_Given task_: Return each entry exactly, omitting nothing.
Records shown start
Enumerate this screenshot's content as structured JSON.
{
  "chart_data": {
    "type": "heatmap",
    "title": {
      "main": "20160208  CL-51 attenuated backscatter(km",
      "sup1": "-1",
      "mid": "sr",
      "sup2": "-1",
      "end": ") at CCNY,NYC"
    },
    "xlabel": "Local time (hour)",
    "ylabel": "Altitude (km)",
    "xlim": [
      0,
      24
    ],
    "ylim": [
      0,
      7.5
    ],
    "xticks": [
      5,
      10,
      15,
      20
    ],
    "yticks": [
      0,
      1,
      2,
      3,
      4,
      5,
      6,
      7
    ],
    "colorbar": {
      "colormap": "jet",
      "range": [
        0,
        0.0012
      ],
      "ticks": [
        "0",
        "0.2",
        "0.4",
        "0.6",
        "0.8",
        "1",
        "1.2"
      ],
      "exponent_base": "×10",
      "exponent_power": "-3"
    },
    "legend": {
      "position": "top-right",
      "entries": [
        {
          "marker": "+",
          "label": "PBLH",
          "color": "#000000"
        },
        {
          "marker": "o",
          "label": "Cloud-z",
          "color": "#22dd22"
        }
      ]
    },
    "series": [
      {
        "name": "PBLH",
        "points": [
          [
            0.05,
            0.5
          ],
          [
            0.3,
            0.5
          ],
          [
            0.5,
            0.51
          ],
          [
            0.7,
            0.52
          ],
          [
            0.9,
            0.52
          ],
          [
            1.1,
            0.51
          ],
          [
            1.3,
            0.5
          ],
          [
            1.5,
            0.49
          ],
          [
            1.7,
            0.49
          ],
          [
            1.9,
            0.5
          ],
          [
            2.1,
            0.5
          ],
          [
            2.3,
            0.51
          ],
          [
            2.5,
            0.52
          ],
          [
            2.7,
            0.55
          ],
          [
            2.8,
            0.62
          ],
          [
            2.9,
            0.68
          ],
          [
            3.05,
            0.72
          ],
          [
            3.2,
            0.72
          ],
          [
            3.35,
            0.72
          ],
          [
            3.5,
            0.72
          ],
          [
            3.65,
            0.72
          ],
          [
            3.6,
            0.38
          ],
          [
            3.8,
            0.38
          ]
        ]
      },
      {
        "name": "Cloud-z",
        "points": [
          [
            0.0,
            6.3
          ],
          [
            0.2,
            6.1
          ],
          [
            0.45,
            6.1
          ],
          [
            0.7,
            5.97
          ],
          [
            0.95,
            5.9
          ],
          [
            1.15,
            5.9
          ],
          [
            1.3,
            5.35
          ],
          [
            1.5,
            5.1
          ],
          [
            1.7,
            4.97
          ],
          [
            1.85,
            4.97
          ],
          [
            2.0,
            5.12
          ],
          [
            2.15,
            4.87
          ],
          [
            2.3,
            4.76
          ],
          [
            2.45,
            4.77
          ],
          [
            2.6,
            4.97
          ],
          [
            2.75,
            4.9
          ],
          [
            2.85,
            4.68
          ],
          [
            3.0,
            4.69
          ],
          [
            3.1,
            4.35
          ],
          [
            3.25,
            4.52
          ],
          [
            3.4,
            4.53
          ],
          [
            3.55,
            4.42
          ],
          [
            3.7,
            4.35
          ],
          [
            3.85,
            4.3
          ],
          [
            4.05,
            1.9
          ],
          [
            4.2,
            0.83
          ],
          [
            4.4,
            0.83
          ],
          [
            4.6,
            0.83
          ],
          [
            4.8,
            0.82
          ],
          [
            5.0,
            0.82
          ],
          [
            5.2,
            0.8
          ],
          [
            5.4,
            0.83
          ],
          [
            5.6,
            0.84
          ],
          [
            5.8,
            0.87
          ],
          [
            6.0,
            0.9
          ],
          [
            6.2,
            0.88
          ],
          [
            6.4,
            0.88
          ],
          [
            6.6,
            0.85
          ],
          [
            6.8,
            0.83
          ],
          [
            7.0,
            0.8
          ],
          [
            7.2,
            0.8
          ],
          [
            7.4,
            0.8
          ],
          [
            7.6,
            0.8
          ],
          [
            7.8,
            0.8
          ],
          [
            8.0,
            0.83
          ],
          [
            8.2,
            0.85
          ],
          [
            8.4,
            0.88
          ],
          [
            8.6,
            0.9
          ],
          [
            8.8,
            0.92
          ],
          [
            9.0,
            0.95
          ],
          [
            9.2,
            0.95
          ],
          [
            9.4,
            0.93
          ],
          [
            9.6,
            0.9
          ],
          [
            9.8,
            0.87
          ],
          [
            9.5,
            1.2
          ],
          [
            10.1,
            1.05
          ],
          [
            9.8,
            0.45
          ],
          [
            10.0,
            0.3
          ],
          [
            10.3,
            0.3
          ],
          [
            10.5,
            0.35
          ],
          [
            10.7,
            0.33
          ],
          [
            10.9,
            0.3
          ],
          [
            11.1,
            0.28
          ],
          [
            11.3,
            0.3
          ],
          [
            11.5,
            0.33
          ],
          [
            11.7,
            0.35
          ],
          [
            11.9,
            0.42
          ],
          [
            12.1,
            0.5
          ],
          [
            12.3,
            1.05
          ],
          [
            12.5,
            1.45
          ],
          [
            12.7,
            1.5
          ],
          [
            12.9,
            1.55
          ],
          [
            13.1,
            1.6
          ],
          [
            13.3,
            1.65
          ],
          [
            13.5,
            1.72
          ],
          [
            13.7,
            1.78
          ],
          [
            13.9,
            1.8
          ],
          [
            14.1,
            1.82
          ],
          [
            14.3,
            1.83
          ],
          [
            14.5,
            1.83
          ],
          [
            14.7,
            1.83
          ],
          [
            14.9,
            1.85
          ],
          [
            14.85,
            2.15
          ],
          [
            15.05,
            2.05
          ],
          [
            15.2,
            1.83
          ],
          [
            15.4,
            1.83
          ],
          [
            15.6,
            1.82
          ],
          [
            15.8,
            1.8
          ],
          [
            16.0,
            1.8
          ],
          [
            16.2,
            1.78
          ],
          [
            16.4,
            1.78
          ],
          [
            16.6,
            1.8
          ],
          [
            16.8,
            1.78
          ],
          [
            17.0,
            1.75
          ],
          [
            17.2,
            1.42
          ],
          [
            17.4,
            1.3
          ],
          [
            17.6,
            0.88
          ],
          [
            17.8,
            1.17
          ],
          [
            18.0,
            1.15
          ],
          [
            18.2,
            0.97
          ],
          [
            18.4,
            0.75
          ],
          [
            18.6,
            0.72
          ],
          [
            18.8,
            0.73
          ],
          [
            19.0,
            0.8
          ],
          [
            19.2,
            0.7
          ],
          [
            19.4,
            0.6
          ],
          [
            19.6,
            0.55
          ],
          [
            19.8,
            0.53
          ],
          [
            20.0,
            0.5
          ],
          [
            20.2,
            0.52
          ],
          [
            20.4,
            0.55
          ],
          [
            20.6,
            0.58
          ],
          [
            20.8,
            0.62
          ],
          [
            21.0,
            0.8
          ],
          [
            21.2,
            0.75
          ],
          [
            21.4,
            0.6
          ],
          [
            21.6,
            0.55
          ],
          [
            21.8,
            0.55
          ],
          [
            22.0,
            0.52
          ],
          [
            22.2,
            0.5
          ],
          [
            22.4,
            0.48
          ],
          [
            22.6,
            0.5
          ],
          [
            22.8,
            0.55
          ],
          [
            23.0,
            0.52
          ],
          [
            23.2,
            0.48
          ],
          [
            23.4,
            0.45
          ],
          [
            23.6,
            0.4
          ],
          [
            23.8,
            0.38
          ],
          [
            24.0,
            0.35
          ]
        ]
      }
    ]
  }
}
Records shown end
_Final result_:
Enumerate this screenshot's content as structured JSON.
{
  "chart_data": {
    "type": "heatmap",
    "title": {
      "main": "20160208  CL-51 attenuated backscatter(km",
      "sup1": "-1",
      "mid": "sr",
      "sup2": "-1",
      "end": ") at CCNY,NYC"
    },
    "xlabel": "Local time (hour)",
    "ylabel": "Altitude (km)",
    "xlim": [
      0,
      24
    ],
    "ylim": [
      0,
      7.5
    ],
    "xticks": [
      5,
      10,
      15,
      20
    ],
    "yticks": [
      0,
      1,
      2,
      3,
      4,
      5,
      6,
      7
    ],
    "colorbar": {
      "colormap": "jet",
      "range": [
        0,
        0.0012
      ],
      "ticks": [
        "0",
        "0.2",
        "0.4",
        "0.6",
        "0.8",
        "1",
        "1.2"
      ],
      "exponent_base": "×10",
      "exponent_power": "-3"
    },
    "legend": {
      "position": "top-right",
      "entries": [
        {
          "marker": "+",
          "label": "PBLH",
          "color": "#000000"
        },
        {
          "marker": "o",
          "label": "Cloud-z",
          "color": "#22dd22"
        }
      ]
    },
    "series": [
      {
        "name": "PBLH",
        "points": [
          [
            0.05,
            0.5
          ],
          [
            0.3,
            0.5
          ],
          [
            0.5,
            0.51
          ],
          [
            0.7,
            0.52
          ],
          [
            0.9,
            0.52
          ],
          [
            1.1,
            0.51
          ],
          [
            1.3,
            0.5
          ],
          [
            1.5,
            0.49
          ],
          [
            1.7,
            0.49
          ],
          [
            1.9,
            0.5
          ],
          [
            2.1,
            0.5
          ],
          [
            2.3,
            0.51
          ],
          [
            2.5,
            0.52
          ],
          [
            2.7,
            0.55
          ],
          [
            2.8,
            0.62
          ],
          [
            2.9,
            0.68
          ],
          [
            3.05,
            0.72
          ],
          [
            3.2,
            0.72
          ],
          [
            3.35,
            0.72
          ],
          [
            3.5,
            0.72
          ],
          [
            3.65,
            0.72
          ],
          [
            3.6,
            0.38
          ],
          [
            3.8,
            0.38
          ]
        ]
      },
      {
        "name": "Cloud-z",
        "points": [
          [
            0.0,
            6.3
          ],
          [
            0.2,
            6.1
          ],
          [
            0.45,
            6.1
          ],
          [
            0.7,
            5.97
          ],
          [
            0.95,
            5.9
          ],
          [
            1.15,
            5.9
          ],
          [
            1.3,
            5.35
          ],
          [
            1.5,
            5.1
          ],
          [
            1.7,
            4.97
          ],
          [
            1.85,
            4.97
          ],
          [
            2.0,
            5.12
          ],
          [
            2.15,
            4.87
          ],
          [
            2.3,
            4.76
          ],
          [
            2.45,
            4.77
          ],
          [
            2.6,
            4.97
          ],
          [
            2.75,
            4.9
          ],
          [
            2.85,
            4.68
          ],
          [
            3.0,
            4.69
          ],
          [
            3.1,
            4.35
          ],
          [
            3.25,
            4.52
          ],
          [
            3.4,
            4.53
          ],
          [
            3.55,
            4.42
          ],
          [
            3.7,
            4.35
          ],
          [
            3.85,
            4.3
          ],
          [
            4.05,
            1.9
          ],
          [
            4.2,
            0.83
          ],
          [
            4.4,
            0.83
          ],
          [
            4.6,
            0.83
          ],
          [
            4.8,
            0.82
          ],
          [
            5.0,
            0.82
          ],
          [
            5.2,
            0.8
          ],
          [
            5.4,
            0.83
          ],
          [
            5.6,
            0.84
          ],
          [
            5.8,
            0.87
          ],
          [
            6.0,
            0.9
          ],
          [
            6.2,
            0.88
          ],
          [
            6.4,
            0.88
          ],
          [
            6.6,
            0.85
          ],
          [
            6.8,
            0.83
          ],
          [
            7.0,
            0.8
          ],
          [
            7.2,
            0.8
          ],
          [
            7.4,
            0.8
          ],
          [
            7.6,
            0.8
          ],
          [
            7.8,
            0.8
          ],
          [
            8.0,
            0.83
          ],
          [
            8.2,
            0.85
          ],
          [
            8.4,
            0.88
          ],
          [
            8.6,
            0.9
          ],
          [
            8.8,
            0.92
          ],
          [
            9.0,
            0.95
          ],
          [
            9.2,
            0.95
          ],
          [
            9.4,
            0.93
          ],
          [
            9.6,
            0.9
          ],
          [
            9.8,
            0.87
          ],
          [
            9.5,
            1.2
          ],
          [
            10.1,
            1.05
          ],
          [
            9.8,
            0.45
          ],
          [
            10.0,
            0.3
          ],
          [
            10.3,
            0.3
          ],
          [
            10.5,
            0.35
          ],
          [
            10.7,
            0.33
          ],
          [
            10.9,
            0.3
          ],
          [
            11.1,
            0.28
          ],
          [
            11.3,
            0.3
          ],
          [
            11.5,
            0.33
          ],
          [
            11.7,
            0.35
          ],
          [
            11.9,
            0.42
          ],
          [
            12.1,
            0.5
          ],
          [
            12.3,
            1.05
          ],
          [
            12.5,
            1.45
          ],
          [
            12.7,
            1.5
          ],
          [
            12.9,
            1.55
          ],
          [
            13.1,
            1.6
          ],
          [
            13.3,
            1.65
          ],
          [
            13.5,
            1.72
          ],
          [
            13.7,
            1.78
          ],
          [
            13.9,
            1.8
          ],
          [
            14.1,
            1.82
          ],
          [
            14.3,
            1.83
          ],
          [
            14.5,
            1.83
          ],
          [
            14.7,
            1.83
          ],
          [
            14.9,
            1.85
          ],
          [
            14.85,
            2.15
          ],
          [
            15.05,
            2.05
          ],
          [
            15.2,
            1.83
          ],
          [
            15.4,
            1.83
          ],
          [
            15.6,
            1.82
          ],
          [
            15.8,
            1.8
          ],
          [
            16.0,
            1.8
          ],
          [
            16.2,
            1.78
          ],
          [
            16.4,
            1.78
          ],
          [
            16.6,
            1.8
          ],
          [
            16.8,
            1.78
          ],
          [
            17.0,
            1.75
          ],
          [
            17.2,
            1.42
          ],
          [
            17.4,
            1.3
          ],
          [
            17.6,
            0.88
          ],
          [
            17.8,
            1.17
          ],
          [
            18.0,
            1.15
          ],
          [
            18.2,
            0.97
          ],
          [
            18.4,
            0.75
          ],
          [
            18.6,
            0.72
          ],
          [
            18.8,
            0.73
          ],
          [
            19.0,
            0.8
          ],
          [
            19.2,
            0.7
          ],
          [
            19.4,
            0.6
          ],
          [
            19.6,
            0.55
          ],
          [
            19.8,
            0.53
          ],
          [
            20.0,
            0.5
          ],
          [
            20.2,
            0.52
          ],
          [
            20.4,
            0.55
          ],
          [
            20.6,
            0.58
          ],
          [
            20.8,
            0.62
          ],
          [
            21.0,
            0.8
          ],
          [
            21.2,
            0.75
          ],
          [
            21.4,
            0.6
          ],
          [
            21.6,
            0.55
          ],
          [
            21.8,
            0.55
          ],
          [
            22.0,
            0.52
          ],
          [
            22.2,
            0.5
          ],
          [
            22.4,
            0.48
          ],
          [
            22.6,
            0.5
          ],
          [
            22.8,
            0.55
          ],
          [
            23.0,
            0.52
          ],
          [
            23.2,
            0.48
          ],
          [
            23.4,
            0.45
          ],
          [
            23.6,
            0.4
          ],
          [
            23.8,
            0.38
          ],
          [
            24.0,
            0.35
          ]
        ]
      }
    ]
  }
}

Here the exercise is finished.